> AIM OF THE EXERCISE
Copy out all lines that hold "Output".

(Records about charts and figures)
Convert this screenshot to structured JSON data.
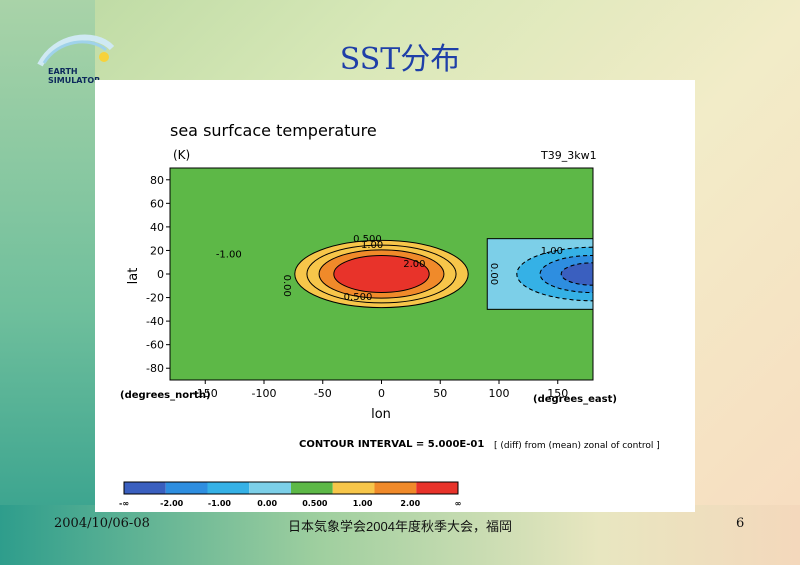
{
  "slide": {
    "title": "SST分布",
    "logo_line1": "EARTH",
    "logo_line2": "SIMULATOR",
    "footer_date": "2004/10/06-08",
    "footer_meeting": "日本気象学会2004年度秋季大会，福岡",
    "footer_page": "6"
  },
  "chart_data": {
    "type": "heatmap",
    "title": "sea surfcace temperature",
    "units": "(K)",
    "run_label": "T39_3kw1",
    "xlabel": "lon",
    "ylabel": "lat",
    "x_unit": "(degrees_east)",
    "y_unit": "(degrees_north)",
    "xlim": [
      -180,
      180
    ],
    "ylim": [
      -90,
      90
    ],
    "xticks": [
      -150,
      -100,
      -50,
      0,
      50,
      100,
      150
    ],
    "yticks": [
      80,
      60,
      40,
      20,
      0,
      -20,
      -40,
      -60,
      -80
    ],
    "contour_interval": "CONTOUR INTERVAL = 5.000E-01",
    "note": "[ (diff) from (mean) zonal of control ]",
    "anomaly_regions": [
      {
        "center_lon": 0,
        "center_lat": 0,
        "lon_halfwidth": 90,
        "lat_halfwidth": 30,
        "peak": 3.0,
        "sign": "positive"
      },
      {
        "center_lon": 180,
        "center_lat": 0,
        "lon_halfwidth": 90,
        "lat_halfwidth": 30,
        "peak": -3.0,
        "sign": "negative"
      }
    ],
    "contour_labels": [
      "0.500",
      "1.00",
      "2.00",
      "0.500",
      "-1.00",
      "1.00",
      "0.00",
      "0.00"
    ],
    "colorbar": {
      "labels": [
        "-∞",
        "-2.00",
        "-1.00",
        "0.00",
        "0.500",
        "1.00",
        "2.00",
        "∞"
      ],
      "colors": [
        "#3a5fbf",
        "#2e8ee0",
        "#35b1e6",
        "#7ccfe8",
        "#5db847",
        "#f7c64a",
        "#f08a2a",
        "#e8332a"
      ]
    }
  }
}
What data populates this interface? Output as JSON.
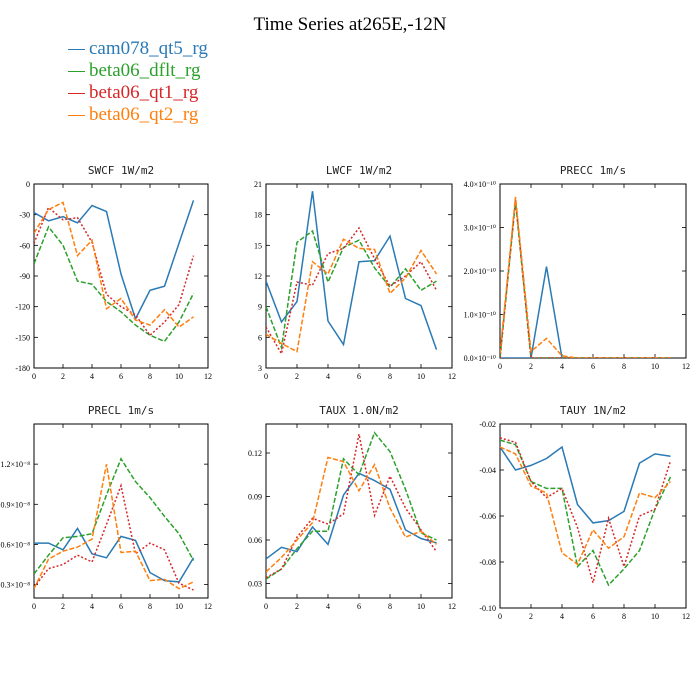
{
  "title": "Time Series at265E,-12N",
  "legend": [
    {
      "label": "cam078_qt5_rg",
      "color": "#2a7ab5"
    },
    {
      "label": "beta06_dflt_rg",
      "color": "#2ca02c"
    },
    {
      "label": "beta06_qt1_rg",
      "color": "#d62728"
    },
    {
      "label": "beta06_qt2_rg",
      "color": "#ff7f0e"
    }
  ],
  "chart_data": [
    {
      "type": "line",
      "title": "SWCF   1W/m2",
      "x": [
        0,
        1,
        2,
        3,
        4,
        5,
        6,
        7,
        8,
        9,
        10,
        11
      ],
      "xlim": [
        0,
        12
      ],
      "ylim": [
        -180,
        0
      ],
      "xticks": [
        "0",
        "2",
        "4",
        "6",
        "8",
        "10",
        "12"
      ],
      "yticks": [
        "-180",
        "-150",
        "-120",
        "-90",
        "-60",
        "-30",
        "0"
      ],
      "series": [
        {
          "name": "cam078_qt5_rg",
          "values": [
            -28,
            -36,
            -32,
            -38,
            -21,
            -27,
            -88,
            -132,
            -104,
            -100,
            -58,
            -16
          ]
        },
        {
          "name": "beta06_dflt_rg",
          "values": [
            -78,
            -42,
            -60,
            -95,
            -98,
            -115,
            -125,
            -138,
            -148,
            -154,
            -135,
            -107
          ]
        },
        {
          "name": "beta06_qt1_rg",
          "values": [
            -58,
            -23,
            -35,
            -33,
            -57,
            -108,
            -120,
            -128,
            -148,
            -135,
            -118,
            -70
          ]
        },
        {
          "name": "beta06_qt2_rg",
          "values": [
            -48,
            -25,
            -18,
            -70,
            -55,
            -122,
            -112,
            -133,
            -138,
            -123,
            -140,
            -130
          ]
        }
      ]
    },
    {
      "type": "line",
      "title": "LWCF   1W/m2",
      "x": [
        0,
        1,
        2,
        3,
        4,
        5,
        6,
        7,
        8,
        9,
        10,
        11
      ],
      "xlim": [
        0,
        12
      ],
      "ylim": [
        3,
        21
      ],
      "xticks": [
        "0",
        "2",
        "4",
        "6",
        "8",
        "10",
        "12"
      ],
      "yticks": [
        "3",
        "6",
        "9",
        "12",
        "15",
        "18",
        "21"
      ],
      "series": [
        {
          "name": "cam078_qt5_rg",
          "values": [
            11.5,
            7.5,
            9.5,
            20.3,
            7.6,
            5.3,
            13.4,
            13.5,
            15.9,
            9.8,
            9.1,
            4.8
          ]
        },
        {
          "name": "beta06_dflt_rg",
          "values": [
            9.0,
            5.0,
            15.3,
            16.4,
            11.4,
            14.8,
            15.5,
            12.8,
            10.9,
            12.7,
            10.6,
            11.5
          ]
        },
        {
          "name": "beta06_qt1_rg",
          "values": [
            7.0,
            4.4,
            11.4,
            11.1,
            14.2,
            14.7,
            16.7,
            13.7,
            11.0,
            12.0,
            13.4,
            10.6
          ]
        },
        {
          "name": "beta06_qt2_rg",
          "values": [
            6.3,
            5.4,
            4.6,
            13.4,
            12.2,
            15.6,
            14.7,
            14.6,
            10.3,
            11.8,
            14.5,
            12.2
          ]
        }
      ]
    },
    {
      "type": "line",
      "title": "PRECC   1m/s",
      "x": [
        0,
        1,
        2,
        3,
        4,
        5,
        6,
        7,
        8,
        9,
        10,
        11
      ],
      "xlim": [
        0,
        12
      ],
      "ylim": [
        0,
        4
      ],
      "xticks": [
        "0",
        "2",
        "4",
        "6",
        "8",
        "10",
        "12"
      ],
      "yticks": [
        "0.0×10⁻¹⁰",
        "1.0×10⁻¹⁰",
        "2.0×10⁻¹⁰",
        "3.0×10⁻¹⁰",
        "4.0×10⁻¹⁰"
      ],
      "series": [
        {
          "name": "cam078_qt5_rg",
          "values": [
            0,
            0,
            0,
            2.1,
            0,
            0,
            0,
            0,
            0,
            0,
            0,
            0
          ]
        },
        {
          "name": "beta06_dflt_rg",
          "values": [
            0,
            3.6,
            0,
            0,
            0,
            0,
            0,
            0,
            0,
            0,
            0,
            0
          ]
        },
        {
          "name": "beta06_qt1_rg",
          "values": [
            0,
            3.65,
            0,
            0,
            0,
            0,
            0,
            0,
            0,
            0,
            0,
            0
          ]
        },
        {
          "name": "beta06_qt2_rg",
          "values": [
            0.1,
            3.7,
            0.15,
            0.45,
            0.05,
            0,
            0,
            0,
            0,
            0,
            0,
            0
          ]
        }
      ]
    },
    {
      "type": "line",
      "title": "PRECL   1m/s",
      "x": [
        0,
        1,
        2,
        3,
        4,
        5,
        6,
        7,
        8,
        9,
        10,
        11
      ],
      "xlim": [
        0,
        12
      ],
      "ylim": [
        0.2,
        1.5
      ],
      "xticks": [
        "0",
        "2",
        "4",
        "6",
        "8",
        "10",
        "12"
      ],
      "yticks": [
        "0.3×10⁻⁸",
        "0.6×10⁻⁸",
        "0.9×10⁻⁸",
        "1.2×10⁻⁸"
      ],
      "series": [
        {
          "name": "cam078_qt5_rg",
          "values": [
            0.61,
            0.61,
            0.56,
            0.72,
            0.53,
            0.5,
            0.66,
            0.63,
            0.39,
            0.33,
            0.32,
            0.5
          ]
        },
        {
          "name": "beta06_dflt_rg",
          "values": [
            0.38,
            0.52,
            0.65,
            0.66,
            0.68,
            0.97,
            1.24,
            1.07,
            0.95,
            0.81,
            0.68,
            0.48
          ]
        },
        {
          "name": "beta06_qt1_rg",
          "values": [
            0.28,
            0.42,
            0.45,
            0.52,
            0.47,
            0.75,
            1.04,
            0.53,
            0.61,
            0.56,
            0.31,
            0.26
          ]
        },
        {
          "name": "beta06_qt2_rg",
          "values": [
            0.27,
            0.49,
            0.55,
            0.58,
            0.64,
            1.2,
            0.54,
            0.55,
            0.33,
            0.34,
            0.27,
            0.32
          ]
        }
      ]
    },
    {
      "type": "line",
      "title": "TAUX   1.0N/m2",
      "x": [
        0,
        1,
        2,
        3,
        4,
        5,
        6,
        7,
        8,
        9,
        10,
        11
      ],
      "xlim": [
        0,
        12
      ],
      "ylim": [
        0.02,
        0.14
      ],
      "xticks": [
        "0",
        "2",
        "4",
        "6",
        "8",
        "10",
        "12"
      ],
      "yticks": [
        "0.03",
        "0.06",
        "0.09",
        "0.12"
      ],
      "series": [
        {
          "name": "cam078_qt5_rg",
          "values": [
            0.047,
            0.055,
            0.052,
            0.069,
            0.057,
            0.091,
            0.106,
            0.101,
            0.095,
            0.067,
            0.061,
            0.058
          ]
        },
        {
          "name": "beta06_dflt_rg",
          "values": [
            0.033,
            0.04,
            0.054,
            0.066,
            0.066,
            0.116,
            0.105,
            0.134,
            0.121,
            0.095,
            0.065,
            0.06
          ]
        },
        {
          "name": "beta06_qt1_rg",
          "values": [
            0.034,
            0.04,
            0.062,
            0.075,
            0.071,
            0.078,
            0.133,
            0.077,
            0.104,
            0.082,
            0.067,
            0.052
          ]
        },
        {
          "name": "beta06_qt2_rg",
          "values": [
            0.038,
            0.048,
            0.06,
            0.072,
            0.117,
            0.114,
            0.094,
            0.112,
            0.082,
            0.062,
            0.066,
            0.057
          ]
        }
      ]
    },
    {
      "type": "line",
      "title": "TAUY   1N/m2",
      "x": [
        0,
        1,
        2,
        3,
        4,
        5,
        6,
        7,
        8,
        9,
        10,
        11
      ],
      "xlim": [
        0,
        12
      ],
      "ylim": [
        -0.1,
        -0.02
      ],
      "xticks": [
        "0",
        "2",
        "4",
        "6",
        "8",
        "10",
        "12"
      ],
      "yticks": [
        "-0.10",
        "-0.08",
        "-0.06",
        "-0.04",
        "-0.02"
      ],
      "series": [
        {
          "name": "cam078_qt5_rg",
          "values": [
            -0.03,
            -0.04,
            -0.038,
            -0.035,
            -0.03,
            -0.055,
            -0.063,
            -0.062,
            -0.058,
            -0.037,
            -0.033,
            -0.034
          ]
        },
        {
          "name": "beta06_dflt_rg",
          "values": [
            -0.027,
            -0.029,
            -0.045,
            -0.048,
            -0.048,
            -0.082,
            -0.075,
            -0.09,
            -0.083,
            -0.075,
            -0.057,
            -0.043
          ]
        },
        {
          "name": "beta06_qt1_rg",
          "values": [
            -0.026,
            -0.028,
            -0.045,
            -0.052,
            -0.048,
            -0.065,
            -0.089,
            -0.061,
            -0.082,
            -0.06,
            -0.057,
            -0.036
          ]
        },
        {
          "name": "beta06_qt2_rg",
          "values": [
            -0.03,
            -0.033,
            -0.047,
            -0.05,
            -0.076,
            -0.081,
            -0.066,
            -0.074,
            -0.069,
            -0.05,
            -0.052,
            -0.045
          ]
        }
      ]
    }
  ]
}
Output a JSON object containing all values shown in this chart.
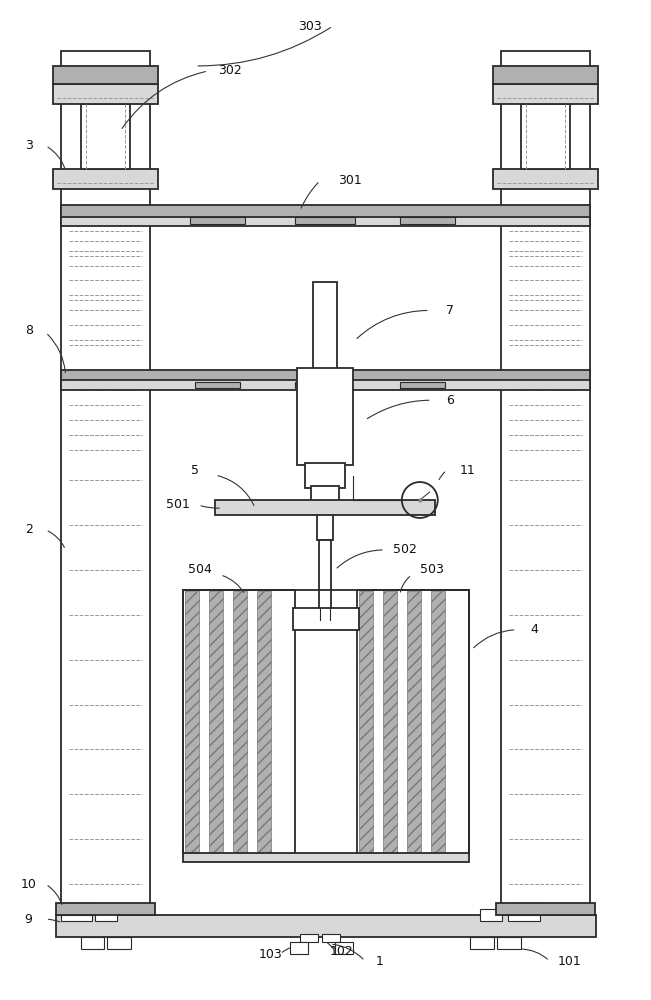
{
  "bg_color": "#ffffff",
  "line_color": "#2a2a2a",
  "gray_light": "#d8d8d8",
  "gray_med": "#b0b0b0",
  "hatch_fc": "#8a8a8a",
  "figsize": [
    6.51,
    10.0
  ],
  "dpi": 100
}
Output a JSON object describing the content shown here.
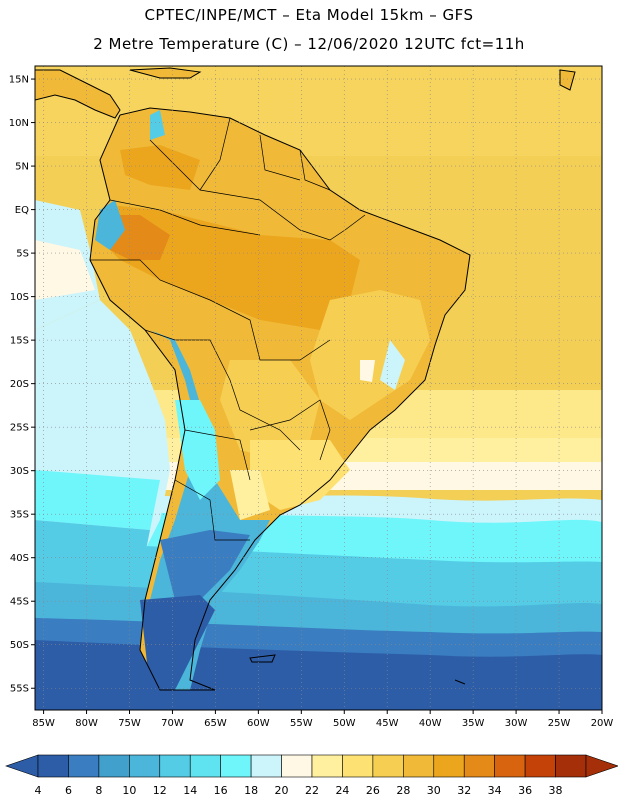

> SOLUTION FOR THIS TASK
What data populates this interface? Output as JSON.
Output a JSON object containing all values shown in this chart.
Output a JSON object describing the content shown here.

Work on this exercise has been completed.